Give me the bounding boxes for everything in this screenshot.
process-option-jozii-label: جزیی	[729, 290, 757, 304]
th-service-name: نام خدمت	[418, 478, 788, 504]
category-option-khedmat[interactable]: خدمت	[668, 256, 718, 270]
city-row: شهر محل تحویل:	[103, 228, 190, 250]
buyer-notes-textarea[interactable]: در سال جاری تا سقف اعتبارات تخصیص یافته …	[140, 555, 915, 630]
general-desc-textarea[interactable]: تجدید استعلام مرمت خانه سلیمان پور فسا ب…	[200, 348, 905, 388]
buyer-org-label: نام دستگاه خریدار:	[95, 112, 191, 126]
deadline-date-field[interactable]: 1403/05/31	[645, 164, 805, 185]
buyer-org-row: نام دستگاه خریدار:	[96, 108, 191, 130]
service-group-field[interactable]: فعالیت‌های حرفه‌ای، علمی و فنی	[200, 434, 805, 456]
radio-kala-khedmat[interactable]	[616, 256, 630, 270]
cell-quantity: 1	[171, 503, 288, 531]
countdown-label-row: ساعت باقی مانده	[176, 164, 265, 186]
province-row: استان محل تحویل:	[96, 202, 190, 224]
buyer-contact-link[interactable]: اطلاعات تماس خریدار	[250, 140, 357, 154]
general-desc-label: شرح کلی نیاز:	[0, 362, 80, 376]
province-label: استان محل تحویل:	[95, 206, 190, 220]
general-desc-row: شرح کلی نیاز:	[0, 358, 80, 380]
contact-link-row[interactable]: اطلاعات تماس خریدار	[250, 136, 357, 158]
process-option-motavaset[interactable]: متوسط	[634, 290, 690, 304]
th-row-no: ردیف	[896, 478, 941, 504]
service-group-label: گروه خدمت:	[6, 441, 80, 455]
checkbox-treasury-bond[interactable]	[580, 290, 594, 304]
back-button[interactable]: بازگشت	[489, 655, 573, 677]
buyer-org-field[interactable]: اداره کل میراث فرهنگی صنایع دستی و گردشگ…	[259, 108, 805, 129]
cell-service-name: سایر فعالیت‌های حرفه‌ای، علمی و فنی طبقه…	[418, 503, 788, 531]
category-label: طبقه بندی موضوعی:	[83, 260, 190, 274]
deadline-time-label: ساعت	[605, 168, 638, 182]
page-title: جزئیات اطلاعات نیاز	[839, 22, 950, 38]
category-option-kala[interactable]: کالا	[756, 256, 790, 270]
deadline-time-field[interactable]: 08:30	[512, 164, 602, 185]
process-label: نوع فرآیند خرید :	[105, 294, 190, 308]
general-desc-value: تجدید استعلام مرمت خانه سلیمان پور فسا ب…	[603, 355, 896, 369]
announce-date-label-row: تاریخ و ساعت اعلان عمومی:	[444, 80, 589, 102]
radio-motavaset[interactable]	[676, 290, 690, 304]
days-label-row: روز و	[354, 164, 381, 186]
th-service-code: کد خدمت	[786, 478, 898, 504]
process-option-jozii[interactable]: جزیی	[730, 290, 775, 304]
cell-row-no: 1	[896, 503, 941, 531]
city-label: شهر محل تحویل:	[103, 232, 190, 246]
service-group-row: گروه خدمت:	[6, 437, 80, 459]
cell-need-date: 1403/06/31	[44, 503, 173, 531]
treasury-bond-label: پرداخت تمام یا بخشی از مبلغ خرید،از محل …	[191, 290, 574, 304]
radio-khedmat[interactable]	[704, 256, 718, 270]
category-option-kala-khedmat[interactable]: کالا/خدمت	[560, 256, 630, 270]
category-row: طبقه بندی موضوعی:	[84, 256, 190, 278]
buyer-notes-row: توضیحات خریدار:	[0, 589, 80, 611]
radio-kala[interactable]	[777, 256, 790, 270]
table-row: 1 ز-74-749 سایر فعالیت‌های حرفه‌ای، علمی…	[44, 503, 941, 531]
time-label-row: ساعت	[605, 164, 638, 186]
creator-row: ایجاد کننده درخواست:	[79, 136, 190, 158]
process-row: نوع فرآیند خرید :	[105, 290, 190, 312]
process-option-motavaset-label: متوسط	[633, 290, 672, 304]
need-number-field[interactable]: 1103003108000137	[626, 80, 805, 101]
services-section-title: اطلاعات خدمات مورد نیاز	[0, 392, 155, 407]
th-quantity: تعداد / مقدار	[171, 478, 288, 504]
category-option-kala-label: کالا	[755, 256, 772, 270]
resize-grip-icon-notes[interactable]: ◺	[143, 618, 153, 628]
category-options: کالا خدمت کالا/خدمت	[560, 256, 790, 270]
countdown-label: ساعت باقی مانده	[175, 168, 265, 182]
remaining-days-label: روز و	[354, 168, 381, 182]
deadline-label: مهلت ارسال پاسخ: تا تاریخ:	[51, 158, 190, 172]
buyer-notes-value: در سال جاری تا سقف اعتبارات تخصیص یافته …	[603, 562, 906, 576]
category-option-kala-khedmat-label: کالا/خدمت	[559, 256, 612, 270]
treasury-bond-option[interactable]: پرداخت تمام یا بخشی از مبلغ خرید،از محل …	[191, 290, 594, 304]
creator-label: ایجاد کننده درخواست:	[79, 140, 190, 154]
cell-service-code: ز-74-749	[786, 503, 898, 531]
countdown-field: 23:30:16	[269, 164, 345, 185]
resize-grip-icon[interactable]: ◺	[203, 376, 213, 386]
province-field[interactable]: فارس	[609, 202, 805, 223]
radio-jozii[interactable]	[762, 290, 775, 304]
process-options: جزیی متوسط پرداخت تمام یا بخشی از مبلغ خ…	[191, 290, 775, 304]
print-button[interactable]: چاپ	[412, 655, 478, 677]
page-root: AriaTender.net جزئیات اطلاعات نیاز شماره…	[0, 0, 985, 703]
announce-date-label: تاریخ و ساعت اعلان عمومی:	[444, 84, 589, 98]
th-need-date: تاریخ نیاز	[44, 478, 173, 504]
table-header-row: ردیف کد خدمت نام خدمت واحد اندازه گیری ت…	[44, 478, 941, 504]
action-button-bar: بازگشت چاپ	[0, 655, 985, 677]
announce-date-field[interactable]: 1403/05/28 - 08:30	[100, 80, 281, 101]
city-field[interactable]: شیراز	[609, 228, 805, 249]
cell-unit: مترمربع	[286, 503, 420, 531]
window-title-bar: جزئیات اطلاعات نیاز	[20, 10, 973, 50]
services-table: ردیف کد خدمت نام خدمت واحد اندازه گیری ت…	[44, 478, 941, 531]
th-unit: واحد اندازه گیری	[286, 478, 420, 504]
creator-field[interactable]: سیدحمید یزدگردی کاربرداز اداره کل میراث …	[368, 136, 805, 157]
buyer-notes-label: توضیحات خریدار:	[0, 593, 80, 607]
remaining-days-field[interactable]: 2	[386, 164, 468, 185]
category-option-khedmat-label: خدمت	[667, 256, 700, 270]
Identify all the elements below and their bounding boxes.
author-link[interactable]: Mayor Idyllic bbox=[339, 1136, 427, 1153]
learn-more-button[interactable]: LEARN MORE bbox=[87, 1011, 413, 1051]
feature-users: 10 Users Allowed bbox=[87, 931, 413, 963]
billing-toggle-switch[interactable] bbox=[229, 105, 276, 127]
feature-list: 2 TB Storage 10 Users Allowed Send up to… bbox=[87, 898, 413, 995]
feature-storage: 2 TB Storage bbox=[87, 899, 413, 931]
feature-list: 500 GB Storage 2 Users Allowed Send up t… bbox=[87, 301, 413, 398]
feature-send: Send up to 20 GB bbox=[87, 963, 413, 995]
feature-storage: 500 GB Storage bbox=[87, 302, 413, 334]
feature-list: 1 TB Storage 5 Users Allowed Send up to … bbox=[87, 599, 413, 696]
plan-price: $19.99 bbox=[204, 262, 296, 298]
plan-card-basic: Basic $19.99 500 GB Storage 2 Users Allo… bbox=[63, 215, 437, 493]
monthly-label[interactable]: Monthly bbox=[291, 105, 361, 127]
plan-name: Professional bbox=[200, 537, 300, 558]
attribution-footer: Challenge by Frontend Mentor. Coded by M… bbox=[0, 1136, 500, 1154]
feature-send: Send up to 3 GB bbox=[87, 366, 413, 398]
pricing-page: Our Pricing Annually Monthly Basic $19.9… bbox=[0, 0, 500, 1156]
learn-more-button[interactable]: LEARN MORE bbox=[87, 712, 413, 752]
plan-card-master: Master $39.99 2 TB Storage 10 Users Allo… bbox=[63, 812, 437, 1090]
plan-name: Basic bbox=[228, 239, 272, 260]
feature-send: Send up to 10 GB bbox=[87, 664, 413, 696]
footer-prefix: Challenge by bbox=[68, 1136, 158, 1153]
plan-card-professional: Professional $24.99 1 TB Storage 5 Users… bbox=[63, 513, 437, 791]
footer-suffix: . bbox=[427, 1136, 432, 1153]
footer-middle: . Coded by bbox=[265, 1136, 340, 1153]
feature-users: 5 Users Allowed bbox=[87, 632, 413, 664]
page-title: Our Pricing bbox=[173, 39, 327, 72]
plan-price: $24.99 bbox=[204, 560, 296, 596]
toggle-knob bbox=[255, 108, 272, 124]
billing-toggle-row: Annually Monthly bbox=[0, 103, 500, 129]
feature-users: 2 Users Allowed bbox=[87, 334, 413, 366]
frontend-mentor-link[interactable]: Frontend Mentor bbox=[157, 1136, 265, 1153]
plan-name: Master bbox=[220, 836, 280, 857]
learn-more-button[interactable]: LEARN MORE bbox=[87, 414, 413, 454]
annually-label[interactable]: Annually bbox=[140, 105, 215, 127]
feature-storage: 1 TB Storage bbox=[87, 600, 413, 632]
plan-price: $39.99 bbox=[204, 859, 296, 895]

__指示__: レコードの先頭から「city-row: شهر محل」を含む行までについて、「th-service-name」を「th-service-title」に置き換えてください。ほかは一切変えず、その範囲の行だけを書き出すこと。

__回答__:
Give me the bounding boxes for everything in this screenshot.
process-option-jozii-label: جزیی	[729, 290, 757, 304]
th-service-title: نام خدمت	[418, 478, 788, 504]
category-option-khedmat[interactable]: خدمت	[668, 256, 718, 270]
city-row: شهر محل تحویل:	[103, 228, 190, 250]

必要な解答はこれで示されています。